◆ What is required: Gather every line in the records below that contains the word "Piace".

═══ Record extracts ═══

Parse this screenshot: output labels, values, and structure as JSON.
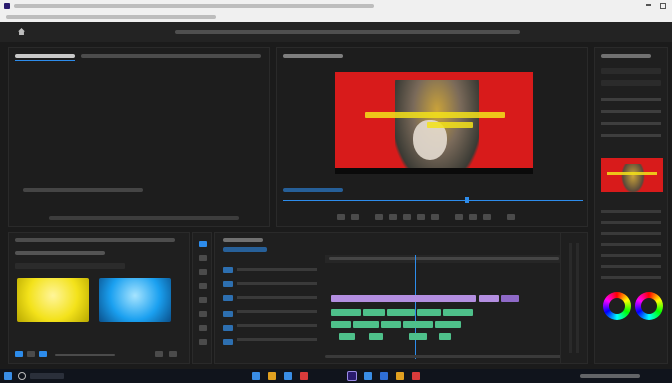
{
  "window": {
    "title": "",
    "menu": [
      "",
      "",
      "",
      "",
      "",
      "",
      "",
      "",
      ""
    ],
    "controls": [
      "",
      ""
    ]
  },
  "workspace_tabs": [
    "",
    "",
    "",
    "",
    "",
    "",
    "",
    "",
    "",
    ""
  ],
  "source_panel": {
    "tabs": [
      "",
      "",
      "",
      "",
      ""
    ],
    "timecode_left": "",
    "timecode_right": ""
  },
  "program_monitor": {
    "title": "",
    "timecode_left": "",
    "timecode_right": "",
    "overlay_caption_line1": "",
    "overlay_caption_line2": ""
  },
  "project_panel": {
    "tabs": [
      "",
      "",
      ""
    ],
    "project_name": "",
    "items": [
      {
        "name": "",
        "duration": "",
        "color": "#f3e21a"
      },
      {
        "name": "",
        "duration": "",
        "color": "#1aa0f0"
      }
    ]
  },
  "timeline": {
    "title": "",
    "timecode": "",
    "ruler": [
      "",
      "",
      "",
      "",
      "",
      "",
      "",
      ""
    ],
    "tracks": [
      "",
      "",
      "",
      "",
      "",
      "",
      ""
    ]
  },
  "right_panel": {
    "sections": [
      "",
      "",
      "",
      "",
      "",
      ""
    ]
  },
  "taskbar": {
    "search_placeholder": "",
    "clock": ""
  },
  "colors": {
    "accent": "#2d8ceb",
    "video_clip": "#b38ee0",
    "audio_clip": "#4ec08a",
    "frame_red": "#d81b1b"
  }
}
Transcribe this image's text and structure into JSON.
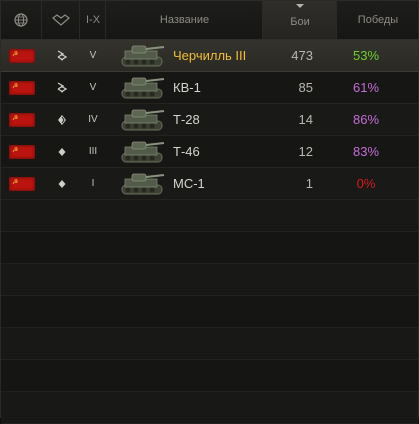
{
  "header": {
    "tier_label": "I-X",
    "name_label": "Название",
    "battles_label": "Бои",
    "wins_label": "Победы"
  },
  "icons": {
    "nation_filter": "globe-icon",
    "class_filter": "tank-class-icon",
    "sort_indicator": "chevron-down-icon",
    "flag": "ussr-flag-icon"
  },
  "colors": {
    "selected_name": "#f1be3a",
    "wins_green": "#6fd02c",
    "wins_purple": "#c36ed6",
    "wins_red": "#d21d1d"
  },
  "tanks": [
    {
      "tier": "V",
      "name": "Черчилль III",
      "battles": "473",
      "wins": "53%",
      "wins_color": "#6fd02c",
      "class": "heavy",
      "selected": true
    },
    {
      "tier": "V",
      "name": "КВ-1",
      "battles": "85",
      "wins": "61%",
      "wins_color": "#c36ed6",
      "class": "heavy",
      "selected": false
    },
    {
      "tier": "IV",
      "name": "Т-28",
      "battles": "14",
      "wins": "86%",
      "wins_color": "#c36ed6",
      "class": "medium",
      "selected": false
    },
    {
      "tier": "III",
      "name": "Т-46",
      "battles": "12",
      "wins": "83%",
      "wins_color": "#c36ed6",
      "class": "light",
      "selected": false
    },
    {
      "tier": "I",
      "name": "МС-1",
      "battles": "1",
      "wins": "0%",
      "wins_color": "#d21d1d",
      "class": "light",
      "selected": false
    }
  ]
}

═══
═══ Record extracts ═══

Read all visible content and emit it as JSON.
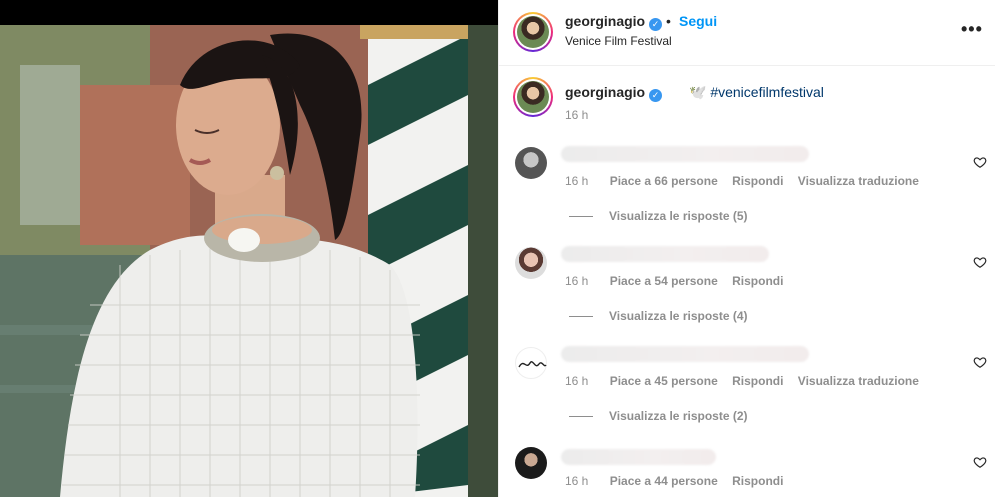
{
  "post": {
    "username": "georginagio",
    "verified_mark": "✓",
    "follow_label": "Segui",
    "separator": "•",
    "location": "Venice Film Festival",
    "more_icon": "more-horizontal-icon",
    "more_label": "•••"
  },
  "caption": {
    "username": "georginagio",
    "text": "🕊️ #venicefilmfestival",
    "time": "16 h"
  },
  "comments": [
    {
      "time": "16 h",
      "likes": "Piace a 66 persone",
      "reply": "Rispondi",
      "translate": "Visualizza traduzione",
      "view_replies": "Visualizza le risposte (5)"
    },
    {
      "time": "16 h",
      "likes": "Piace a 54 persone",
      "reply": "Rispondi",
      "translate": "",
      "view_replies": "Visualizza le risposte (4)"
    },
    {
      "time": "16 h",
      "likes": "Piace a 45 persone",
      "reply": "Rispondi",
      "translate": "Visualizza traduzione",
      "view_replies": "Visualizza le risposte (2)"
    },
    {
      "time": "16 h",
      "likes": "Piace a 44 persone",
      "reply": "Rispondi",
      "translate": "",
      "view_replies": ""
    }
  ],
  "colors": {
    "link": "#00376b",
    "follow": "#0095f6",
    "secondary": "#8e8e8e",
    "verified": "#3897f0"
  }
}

═══

◆ Solution:
      "likes": "Piace a 66 persone",
      "likes": "Piace a 54 persone",
      "likes": "Piace a 45 persone",
      "likes": "Piace a 44 persone",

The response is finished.